*Requirement:*
Without the pictures, write out all the lines below exactly as they appear.

*Listed records:*

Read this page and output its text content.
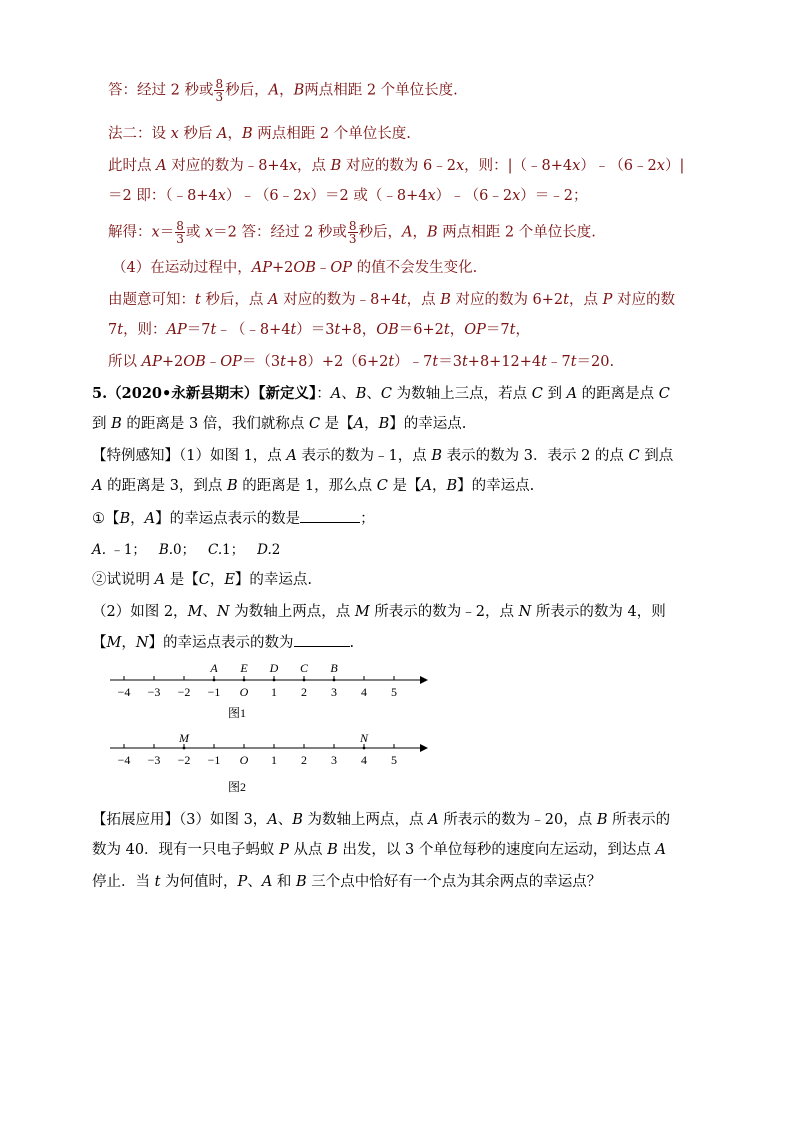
答：经过 2 秒或 $\frac{8}{3}$ 秒后，A，B两点相距 2 个单位长度.
法二：设 x 秒后 A，B 两点相距 2 个单位长度.
此时点 A 对应的数为﹣8+4x，点 B 对应的数为 6﹣2x，则：|（﹣8+4x）﹣（6﹣2x）|
＝2 即：（﹣8+4x）﹣（6﹣2x）＝2 或（﹣8+4x）﹣（6﹣2x）＝﹣2；
解得：$x= \frac{8}{3}$ 或 x＝2 答：经过 2 秒或 $\frac{8}{3}$ 秒后，A，B 两点相距 2 个单位长度.
（4）在运动过程中，AP+2OB﹣OP 的值不会发生变化.
由题意可知：t 秒后，点 A 对应的数为﹣8+4t，点 B 对应的数为 6+2t，点 P 对应的数
7t，则：AP＝7t﹣（﹣8+4t）＝3t+8，OB＝6+2t，OP＝7t，
所以 AP+2OB﹣OP＝（3t+8）+2（6+2t）﹣7t＝3t+8+12+4t﹣7t＝20.
5.（2020•永新县期末）【新定义】：A、B、C 为数轴上三点，若点 C 到 A 的距离是点 C
到 B 的距离是 3 倍，我们就称点 C 是【A，B】的幸运点.
【特例感知】（1）如图 1，点 A 表示的数为﹣1，点 B 表示的数为 3．表示 2 的点 C 到点
A 的距离是 3，到点 B 的距离是 1，那么点 C 是【A，B】的幸运点.
①【B，A】的幸运点表示的数是	；
A. ﹣1； B.0； C.1； D.2
②试说明 A 是【C，E】的幸运点.
（2）如图 2，M、N 为数轴上两点，点 M 所表示的数为﹣2，点 N 所表示的数为 4，则
【M，N】的幸运点表示的数为	.
−4 −3 −2 −1 O 1 2 3 4 5
A E D C B
图1
−4 −3 −2 −1 O 1 2 3 4 5
M	N
图2
【拓展应用】（3）如图 3，A、B 为数轴上两点，点 A 所表示的数为﹣20，点 B 所表示的
数为 40．现有一只电子蚂蚁 P 从点 B 出发，以 3 个单位每秒的速度向左运动，到达点 A
停止．当 t 为何值时，P、A 和 B 三个点中恰好有一个点为其余两点的幸运点？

*Result of the exercise:*
Read this page and output its text content.
答：经过 2 秒或 $\frac{8}{3}$ 秒后，A，B两点相距 2 个单位长度.
法二：设 x 秒后 A，B 两点相距 2 个单位长度.
此时点 A 对应的数为﹣8+4x，点 B 对应的数为 6﹣2x，则：|（﹣8+4x）﹣（6﹣2x）|
＝2 即：（﹣8+4x）﹣（6﹣2x）＝2 或（﹣8+4x）﹣（6﹣2x）＝﹣2；
解得：$x= \frac{8}{3}$ 或 x＝2 答：经过 2 秒或 $\frac{8}{3}$ 秒后，A，B 两点相距 2 个单位长度.
（4）在运动过程中，AP+2OB﹣OP 的值不会发生变化.
由题意可知：t 秒后，点 A 对应的数为﹣8+4t，点 B 对应的数为 6+2t，点 P 对应的数
7t，则：AP＝7t﹣（﹣8+4t）＝3t+8，OB＝6+2t，OP＝7t，
所以 AP+2OB﹣OP＝（3t+8）+2（6+2t）﹣7t＝3t+8+12+4t﹣7t＝20.
5.（2020•永新县期末）【新定义】：A、B、C 为数轴上三点，若点 C 到 A 的距离是点 C
到 B 的距离是 3 倍，我们就称点 C 是【A，B】的幸运点.
【特例感知】（1）如图 1，点 A 表示的数为﹣1，点 B 表示的数为 3．表示 2 的点 C 到点
A 的距离是 3，到点 B 的距离是 1，那么点 C 是【A，B】的幸运点.
①【B，A】的幸运点表示的数是	；
A. ﹣1； B.0； C.1； D.2
②试说明 A 是【C，E】的幸运点.
（2）如图 2，M、N 为数轴上两点，点 M 所表示的数为﹣2，点 N 所表示的数为 4，则
【M，N】的幸运点表示的数为	.
−4 −3 −2 −1 O 1 2 3 4 5
A E D C B
图1
−4 −3 −2 −1 O 1 2 3 4 5
M	N
图2
【拓展应用】（3）如图 3，A、B 为数轴上两点，点 A 所表示的数为﹣20，点 B 所表示的
数为 40．现有一只电子蚂蚁 P 从点 B 出发，以 3 个单位每秒的速度向左运动，到达点 A
停止．当 t 为何值时，P、A 和 B 三个点中恰好有一个点为其余两点的幸运点？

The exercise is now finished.